Would you copy out the whole listing exactly as given?

• • • • •

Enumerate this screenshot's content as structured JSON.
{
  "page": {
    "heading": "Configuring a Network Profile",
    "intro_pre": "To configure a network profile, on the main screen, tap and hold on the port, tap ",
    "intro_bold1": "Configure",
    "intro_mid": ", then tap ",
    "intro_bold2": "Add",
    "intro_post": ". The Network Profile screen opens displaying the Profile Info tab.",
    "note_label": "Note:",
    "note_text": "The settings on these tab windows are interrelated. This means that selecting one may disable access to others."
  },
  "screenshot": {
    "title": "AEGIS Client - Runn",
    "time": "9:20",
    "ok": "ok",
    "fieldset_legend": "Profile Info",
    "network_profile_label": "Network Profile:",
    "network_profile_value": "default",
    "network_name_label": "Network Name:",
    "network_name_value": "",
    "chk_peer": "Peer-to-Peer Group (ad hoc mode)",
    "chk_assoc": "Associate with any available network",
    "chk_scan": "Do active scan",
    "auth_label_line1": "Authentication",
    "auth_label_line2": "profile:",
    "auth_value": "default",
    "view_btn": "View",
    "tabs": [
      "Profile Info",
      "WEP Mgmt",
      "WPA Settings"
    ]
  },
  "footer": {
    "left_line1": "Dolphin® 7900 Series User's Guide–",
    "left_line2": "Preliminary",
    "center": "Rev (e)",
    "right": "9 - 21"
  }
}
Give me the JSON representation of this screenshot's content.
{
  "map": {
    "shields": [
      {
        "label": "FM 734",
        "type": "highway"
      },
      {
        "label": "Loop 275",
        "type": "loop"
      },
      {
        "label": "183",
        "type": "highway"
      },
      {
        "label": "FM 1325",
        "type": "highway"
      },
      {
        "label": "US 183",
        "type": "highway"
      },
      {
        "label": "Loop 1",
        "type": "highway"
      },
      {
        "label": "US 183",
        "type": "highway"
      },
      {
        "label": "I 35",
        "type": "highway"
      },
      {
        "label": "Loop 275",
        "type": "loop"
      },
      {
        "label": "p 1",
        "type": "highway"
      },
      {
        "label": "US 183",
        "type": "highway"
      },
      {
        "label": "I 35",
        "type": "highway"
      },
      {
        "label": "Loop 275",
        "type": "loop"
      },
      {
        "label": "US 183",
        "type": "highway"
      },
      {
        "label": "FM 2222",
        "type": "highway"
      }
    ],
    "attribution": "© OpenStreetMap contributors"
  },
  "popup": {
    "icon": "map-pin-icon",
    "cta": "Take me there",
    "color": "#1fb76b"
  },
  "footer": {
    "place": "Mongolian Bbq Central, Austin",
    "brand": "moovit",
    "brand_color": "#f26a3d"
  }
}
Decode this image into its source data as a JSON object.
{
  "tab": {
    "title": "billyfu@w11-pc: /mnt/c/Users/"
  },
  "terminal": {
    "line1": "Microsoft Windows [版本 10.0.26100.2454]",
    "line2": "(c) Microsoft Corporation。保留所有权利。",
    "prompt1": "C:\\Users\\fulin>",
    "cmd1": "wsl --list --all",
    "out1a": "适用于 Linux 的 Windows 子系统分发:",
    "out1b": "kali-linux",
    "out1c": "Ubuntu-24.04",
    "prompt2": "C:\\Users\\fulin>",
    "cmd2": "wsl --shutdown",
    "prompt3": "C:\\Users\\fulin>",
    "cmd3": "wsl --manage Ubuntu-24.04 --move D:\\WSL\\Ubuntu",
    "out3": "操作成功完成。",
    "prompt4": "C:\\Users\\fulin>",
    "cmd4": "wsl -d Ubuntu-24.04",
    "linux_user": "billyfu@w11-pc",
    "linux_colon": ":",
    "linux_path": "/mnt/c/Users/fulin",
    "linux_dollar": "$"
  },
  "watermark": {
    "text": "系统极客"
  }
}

• • • • •

◆ **Answer below**
Enumerate this screenshot's content as structured JSON.
{
  "page": {
    "heading": "Configuring a Network Profile",
    "intro_pre": "To configure a network profile, on the main screen, tap and hold on the port, tap ",
    "intro_bold1": "Configure",
    "intro_mid": ", then tap ",
    "intro_bold2": "Add",
    "intro_post": ". The Network Profile screen opens displaying the Profile Info tab.",
    "note_label": "Note:",
    "note_text": "The settings on these tab windows are interrelated. This means that selecting one may disable access to others."
  },
  "screenshot": {
    "title": "AEGIS Client - Runn",
    "time": "9:20",
    "ok": "ok",
    "fieldset_legend": "Profile Info",
    "network_profile_label": "Network Profile:",
    "network_profile_value": "default",
    "network_name_label": "Network Name:",
    "network_name_value": "",
    "chk_peer": "Peer-to-Peer Group (ad hoc mode)",
    "chk_assoc": "Associate with any available network",
    "chk_scan": "Do active scan",
    "auth_label_line1": "Authentication",
    "auth_label_line2": "profile:",
    "auth_value": "default",
    "view_btn": "View",
    "tabs": [
      "Profile Info",
      "WEP Mgmt",
      "WPA Settings"
    ]
  },
  "footer": {
    "left_line1": "Dolphin® 7900 Series User's Guide–",
    "left_line2": "Preliminary",
    "center": "Rev (e)",
    "right": "9 - 21"
  }
}
Give me the JSON representation of this screenshot's content.
{
  "map": {
    "shields": [
      {
        "label": "FM 734",
        "type": "highway"
      },
      {
        "label": "Loop 275",
        "type": "loop"
      },
      {
        "label": "183",
        "type": "highway"
      },
      {
        "label": "FM 1325",
        "type": "highway"
      },
      {
        "label": "US 183",
        "type": "highway"
      },
      {
        "label": "Loop 1",
        "type": "highway"
      },
      {
        "label": "US 183",
        "type": "highway"
      },
      {
        "label": "I 35",
        "type": "highway"
      },
      {
        "label": "Loop 275",
        "type": "loop"
      },
      {
        "label": "p 1",
        "type": "highway"
      },
      {
        "label": "US 183",
        "type": "highway"
      },
      {
        "label": "I 35",
        "type": "highway"
      },
      {
        "label": "Loop 275",
        "type": "loop"
      },
      {
        "label": "US 183",
        "type": "highway"
      },
      {
        "label": "FM 2222",
        "type": "highway"
      }
    ],
    "attribution": "© OpenStreetMap contributors"
  },
  "popup": {
    "icon": "map-pin-icon",
    "cta": "Take me there",
    "color": "#1fb76b"
  },
  "footer": {
    "place": "Mongolian Bbq Central, Austin",
    "brand": "moovit",
    "brand_color": "#f26a3d"
  }
}
Decode this image into its source data as a JSON object.
{
  "tab": {
    "title": "billyfu@w11-pc: /mnt/c/Users/"
  },
  "terminal": {
    "line1": "Microsoft Windows [版本 10.0.26100.2454]",
    "line2": "(c) Microsoft Corporation。保留所有权利。",
    "prompt1": "C:\\Users\\fulin>",
    "cmd1": "wsl --list --all",
    "out1a": "适用于 Linux 的 Windows 子系统分发:",
    "out1b": "kali-linux",
    "out1c": "Ubuntu-24.04",
    "prompt2": "C:\\Users\\fulin>",
    "cmd2": "wsl --shutdown",
    "prompt3": "C:\\Users\\fulin>",
    "cmd3": "wsl --manage Ubuntu-24.04 --move D:\\WSL\\Ubuntu",
    "out3": "操作成功完成。",
    "prompt4": "C:\\Users\\fulin>",
    "cmd4": "wsl -d Ubuntu-24.04",
    "linux_user": "billyfu@w11-pc",
    "linux_colon": ":",
    "linux_path": "/mnt/c/Users/fulin",
    "linux_dollar": "$"
  },
  "watermark": {
    "text": "系统极客"
  }
}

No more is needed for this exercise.